- [ENTRIES]:
• • •

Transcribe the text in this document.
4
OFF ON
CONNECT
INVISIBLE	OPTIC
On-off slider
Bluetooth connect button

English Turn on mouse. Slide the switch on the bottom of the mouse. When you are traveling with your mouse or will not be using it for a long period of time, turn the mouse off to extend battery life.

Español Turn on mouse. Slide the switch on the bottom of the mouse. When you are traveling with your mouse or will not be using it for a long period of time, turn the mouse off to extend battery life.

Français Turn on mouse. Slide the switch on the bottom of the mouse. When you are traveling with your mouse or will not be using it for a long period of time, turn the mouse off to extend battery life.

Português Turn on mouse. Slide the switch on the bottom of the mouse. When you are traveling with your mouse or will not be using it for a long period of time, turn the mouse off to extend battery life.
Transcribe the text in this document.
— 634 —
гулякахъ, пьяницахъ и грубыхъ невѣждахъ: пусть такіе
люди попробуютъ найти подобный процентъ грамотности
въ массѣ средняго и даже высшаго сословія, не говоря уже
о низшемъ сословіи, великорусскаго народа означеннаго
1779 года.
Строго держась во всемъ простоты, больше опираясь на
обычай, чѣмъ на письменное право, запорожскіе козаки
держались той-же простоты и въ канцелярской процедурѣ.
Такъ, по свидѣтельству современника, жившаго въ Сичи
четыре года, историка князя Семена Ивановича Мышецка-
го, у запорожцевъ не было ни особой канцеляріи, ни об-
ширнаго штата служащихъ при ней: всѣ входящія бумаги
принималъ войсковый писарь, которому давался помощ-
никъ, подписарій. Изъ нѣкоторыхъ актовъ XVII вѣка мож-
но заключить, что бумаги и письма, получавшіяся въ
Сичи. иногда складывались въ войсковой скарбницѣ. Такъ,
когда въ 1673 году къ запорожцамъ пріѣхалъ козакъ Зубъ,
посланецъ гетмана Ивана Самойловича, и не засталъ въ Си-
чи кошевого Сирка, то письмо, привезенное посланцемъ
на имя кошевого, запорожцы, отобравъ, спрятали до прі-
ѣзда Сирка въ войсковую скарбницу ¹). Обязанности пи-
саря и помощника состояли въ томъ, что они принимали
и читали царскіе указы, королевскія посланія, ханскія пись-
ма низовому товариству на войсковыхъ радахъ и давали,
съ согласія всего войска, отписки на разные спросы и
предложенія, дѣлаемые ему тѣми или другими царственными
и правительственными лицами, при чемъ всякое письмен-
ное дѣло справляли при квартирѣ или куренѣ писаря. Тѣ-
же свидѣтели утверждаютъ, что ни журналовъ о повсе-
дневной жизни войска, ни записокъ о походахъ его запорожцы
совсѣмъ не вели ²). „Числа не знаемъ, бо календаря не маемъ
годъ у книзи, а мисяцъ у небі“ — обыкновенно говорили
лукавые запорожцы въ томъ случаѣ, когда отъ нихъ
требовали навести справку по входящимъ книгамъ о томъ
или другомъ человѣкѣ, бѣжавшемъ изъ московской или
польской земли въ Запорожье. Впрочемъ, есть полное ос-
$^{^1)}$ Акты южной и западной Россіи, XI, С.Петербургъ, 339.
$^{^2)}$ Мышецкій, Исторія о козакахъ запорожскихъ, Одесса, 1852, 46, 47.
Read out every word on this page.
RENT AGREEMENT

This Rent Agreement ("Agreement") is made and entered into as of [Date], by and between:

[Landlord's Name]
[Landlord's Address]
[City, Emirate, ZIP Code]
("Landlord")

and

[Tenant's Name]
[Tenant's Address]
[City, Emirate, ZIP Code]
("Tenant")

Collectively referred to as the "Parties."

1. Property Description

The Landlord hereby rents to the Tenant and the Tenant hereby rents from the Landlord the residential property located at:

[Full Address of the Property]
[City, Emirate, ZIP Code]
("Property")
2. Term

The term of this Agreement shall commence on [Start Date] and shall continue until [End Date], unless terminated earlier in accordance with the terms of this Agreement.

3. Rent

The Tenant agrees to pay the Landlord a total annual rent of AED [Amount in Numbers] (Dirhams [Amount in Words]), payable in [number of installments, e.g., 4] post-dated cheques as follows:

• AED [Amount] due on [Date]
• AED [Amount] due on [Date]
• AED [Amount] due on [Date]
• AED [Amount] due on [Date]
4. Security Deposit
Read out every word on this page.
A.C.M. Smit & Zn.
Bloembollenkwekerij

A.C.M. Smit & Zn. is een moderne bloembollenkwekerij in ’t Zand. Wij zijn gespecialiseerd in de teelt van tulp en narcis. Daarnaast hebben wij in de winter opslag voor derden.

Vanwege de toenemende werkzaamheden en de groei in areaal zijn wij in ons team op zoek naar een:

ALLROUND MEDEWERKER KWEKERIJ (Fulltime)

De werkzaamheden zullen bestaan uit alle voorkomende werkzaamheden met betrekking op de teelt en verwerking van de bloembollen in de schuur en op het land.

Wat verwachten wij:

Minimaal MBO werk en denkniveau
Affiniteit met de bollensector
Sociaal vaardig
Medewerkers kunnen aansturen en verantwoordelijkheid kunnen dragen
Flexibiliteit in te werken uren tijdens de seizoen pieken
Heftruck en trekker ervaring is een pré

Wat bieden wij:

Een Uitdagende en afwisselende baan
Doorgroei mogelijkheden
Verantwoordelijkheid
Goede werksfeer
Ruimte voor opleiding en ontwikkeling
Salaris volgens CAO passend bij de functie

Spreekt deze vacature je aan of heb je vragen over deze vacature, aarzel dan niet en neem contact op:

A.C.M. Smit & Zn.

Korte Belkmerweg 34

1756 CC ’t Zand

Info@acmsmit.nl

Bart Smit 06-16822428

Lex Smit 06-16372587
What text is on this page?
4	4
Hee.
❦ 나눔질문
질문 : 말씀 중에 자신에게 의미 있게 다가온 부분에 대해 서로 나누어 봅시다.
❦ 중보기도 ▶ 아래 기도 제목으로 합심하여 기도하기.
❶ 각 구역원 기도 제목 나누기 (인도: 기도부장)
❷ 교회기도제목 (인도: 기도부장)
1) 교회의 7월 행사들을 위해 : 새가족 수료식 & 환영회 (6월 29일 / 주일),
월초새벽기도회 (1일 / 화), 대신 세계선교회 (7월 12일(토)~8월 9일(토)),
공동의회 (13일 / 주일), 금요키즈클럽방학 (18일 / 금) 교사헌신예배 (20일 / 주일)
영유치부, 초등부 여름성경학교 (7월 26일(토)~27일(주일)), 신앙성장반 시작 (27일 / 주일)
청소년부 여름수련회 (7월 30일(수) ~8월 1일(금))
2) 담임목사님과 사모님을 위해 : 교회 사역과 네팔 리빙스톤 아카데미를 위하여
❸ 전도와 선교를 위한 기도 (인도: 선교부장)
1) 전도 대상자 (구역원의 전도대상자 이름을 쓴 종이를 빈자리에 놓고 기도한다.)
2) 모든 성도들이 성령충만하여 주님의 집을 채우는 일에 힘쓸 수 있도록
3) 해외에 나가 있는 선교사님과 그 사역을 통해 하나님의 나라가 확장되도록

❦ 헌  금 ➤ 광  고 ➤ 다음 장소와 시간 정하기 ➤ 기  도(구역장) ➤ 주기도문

• • •

- [PROMPT]:
Tell how many lines contain the word "когда", using only the number.

- [RESULT OF THE EXERCISE]:
2